▸ Task objective: Provide a single number: the count of lines containing the string "entered".

▸ Supplied information:
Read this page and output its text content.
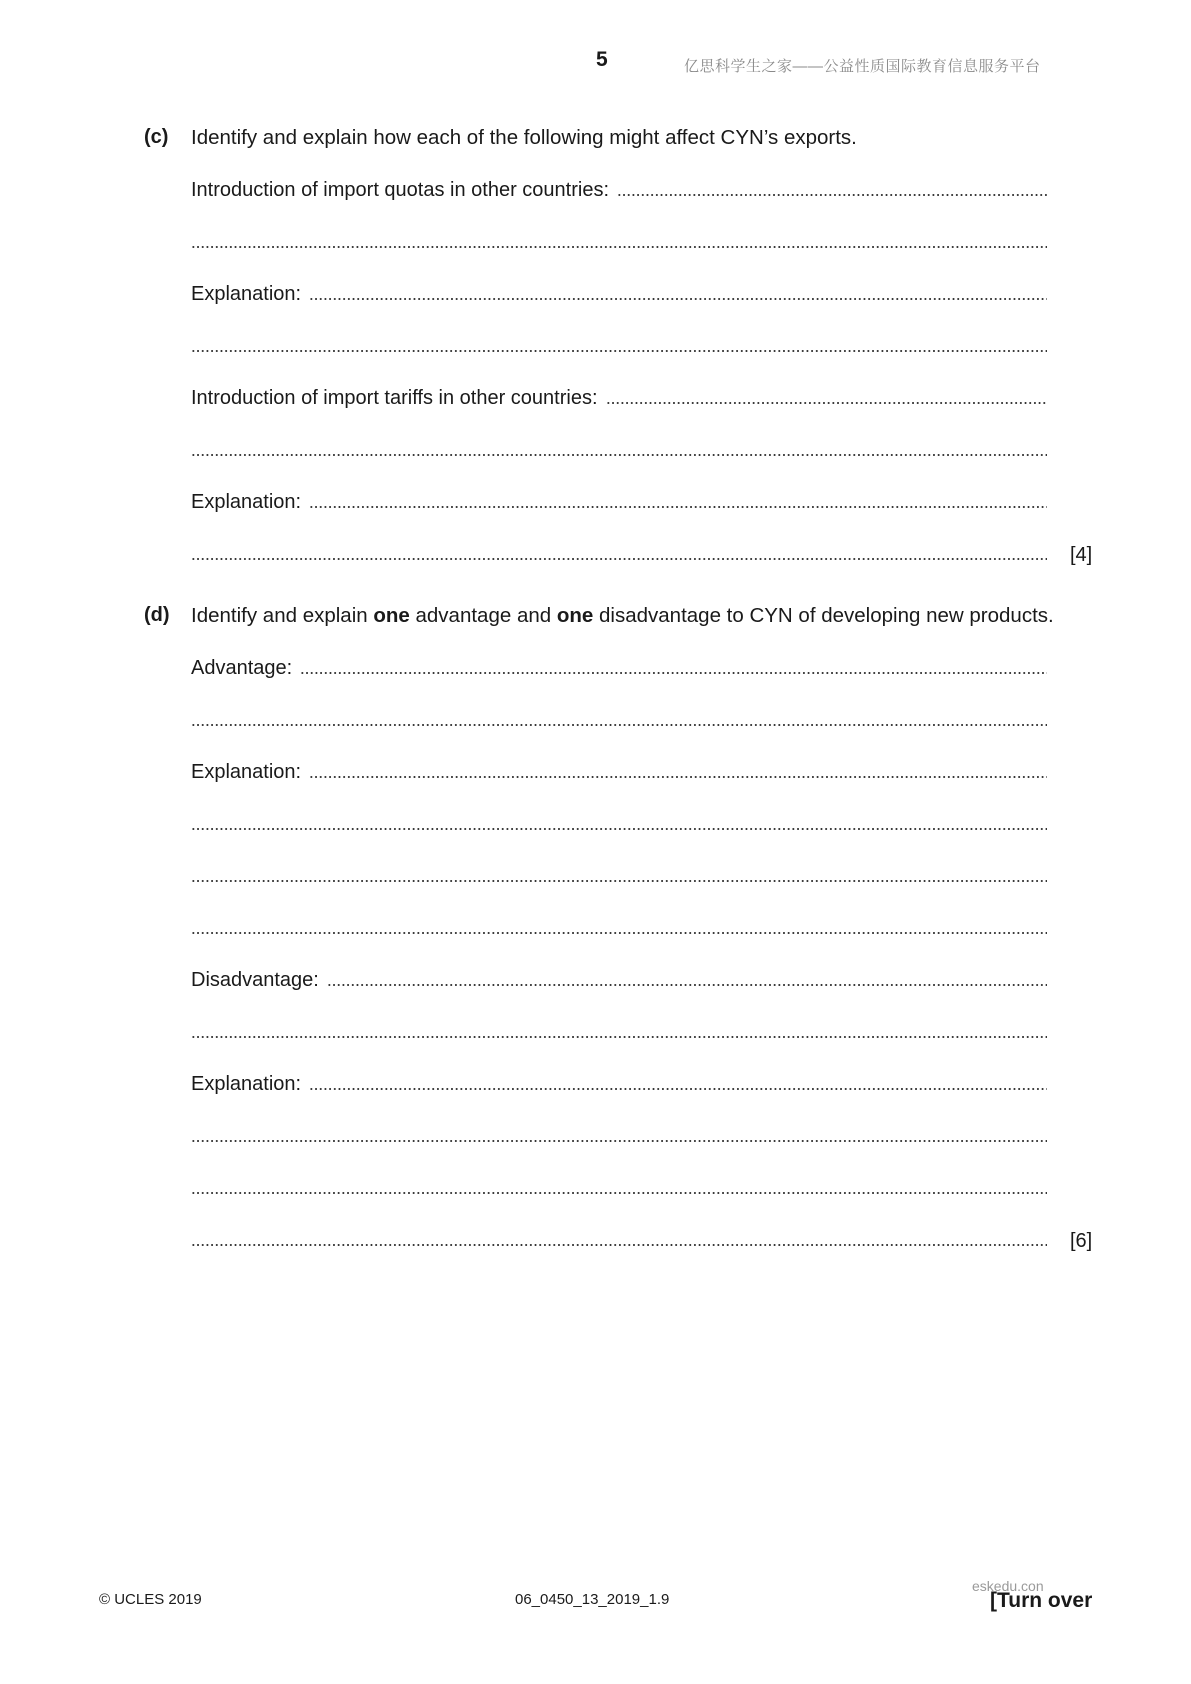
5	亿思科学生之家——公益性质国际教育信息服务平台
(c) Identify and explain how each of the following might affect CYN’s exports.
Introduction of import quotas in other countries:
Explanation:
Introduction of import tariffs in other countries:
Explanation:
[4]
(d) Identify and explain one advantage and one disadvantage to CYN of developing new products.
Advantage:
Explanation:
Disadvantage:
Explanation:
[6]
© UCLES 2019	06_0450_13_2019_1.9
eskedu.con
[Turn over
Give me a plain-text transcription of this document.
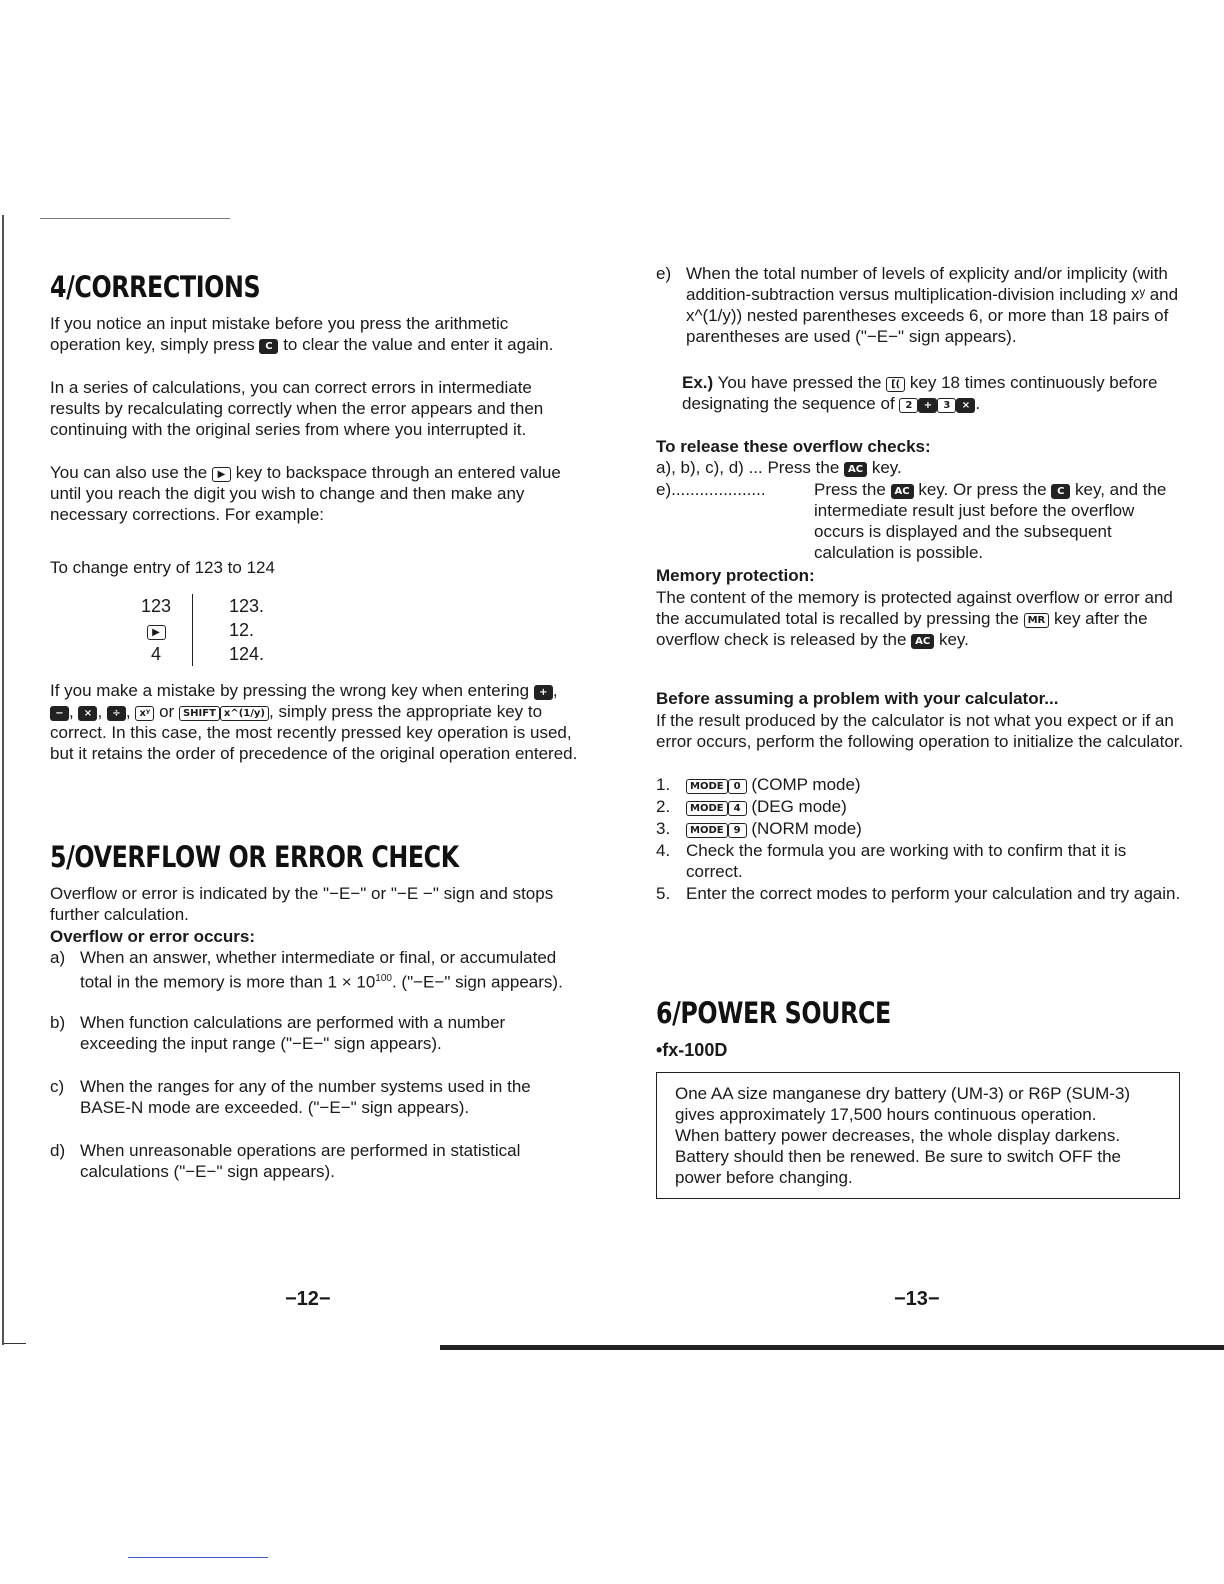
4/CORRECTIONS

If you notice an input mistake before you press the arithmetic operation key, simply press C to clear the value and enter it again.

In a series of calculations, you can correct errors in intermediate results by recalculating correctly when the error appears and then continuing with the original series from where you interrupted it.

You can also use the ▶ key to backspace through an entered value until you reach the digit you wish to change and then make any necessary corrections. For example:

To change entry of 123 to 124

123	123.
▶	12.
4	124.

If you make a mistake by pressing the wrong key when entering + , − , × , ÷ , xʸ or SHIFT x^(1/y) , simply press the appropriate key to correct. In this case, the most recently pressed key operation is used, but it retains the order of precedence of the original operation entered.

5/OVERFLOW OR ERROR CHECK

Overflow or error is indicated by the "−E−" or "−E −" sign and stops further calculation.

Overflow or error occurs:

a) When an answer, whether intermediate or final, or accumulated total in the memory is more than $1 \times 10^{100}$. ("−E−" sign appears).
b) When function calculations are performed with a number exceeding the input range ("−E−" sign appears).
c) When the ranges for any of the number systems used in the BASE-N mode are exceeded. ("−E−" sign appears).
d) When unreasonable operations are performed in statistical calculations ("−E−" sign appears).
−12−
e) When the total number of levels of explicity and/or implicity (with addition-subtraction versus multiplication-division including xʸ and x^(1/y)) nested parentheses exceeds 6, or more than 18 pairs of parentheses are used ("−E−" sign appears).

Ex.) You have pressed the [( key 18 times continuously before designating the sequence of 2 + 3 × .

To release these overflow checks:

a), b), c), d) ... Press the AC key.
e)....................	Press the AC key. Or press the C key, and the intermediate result just before the overflow occurs is displayed and the subsequent calculation is possible.

Memory protection:

The content of the memory is protected against overflow or error and the accumulated total is recalled by pressing the MR key after the overflow check is released by the AC key.

Before assuming a problem with your calculator...

If the result produced by the calculator is not what you expect or if an error occurs, perform the following operation to initialize the calculator.

1.	MODE 0 (COMP mode)
2.	MODE 4 (DEG mode)
3.	MODE 9 (NORM mode)
4. Check the formula you are working with to confirm that it is correct.
5. Enter the correct modes to perform your calculation and try again.
6/POWER SOURCE

•fx-100D

One AA size manganese dry battery (UM-3) or R6P (SUM-3) gives approximately 17,500 hours continuous operation.
When battery power decreases, the whole display darkens. Battery should then be renewed. Be sure to switch OFF the power before changing.
−13−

▸ Final result: 2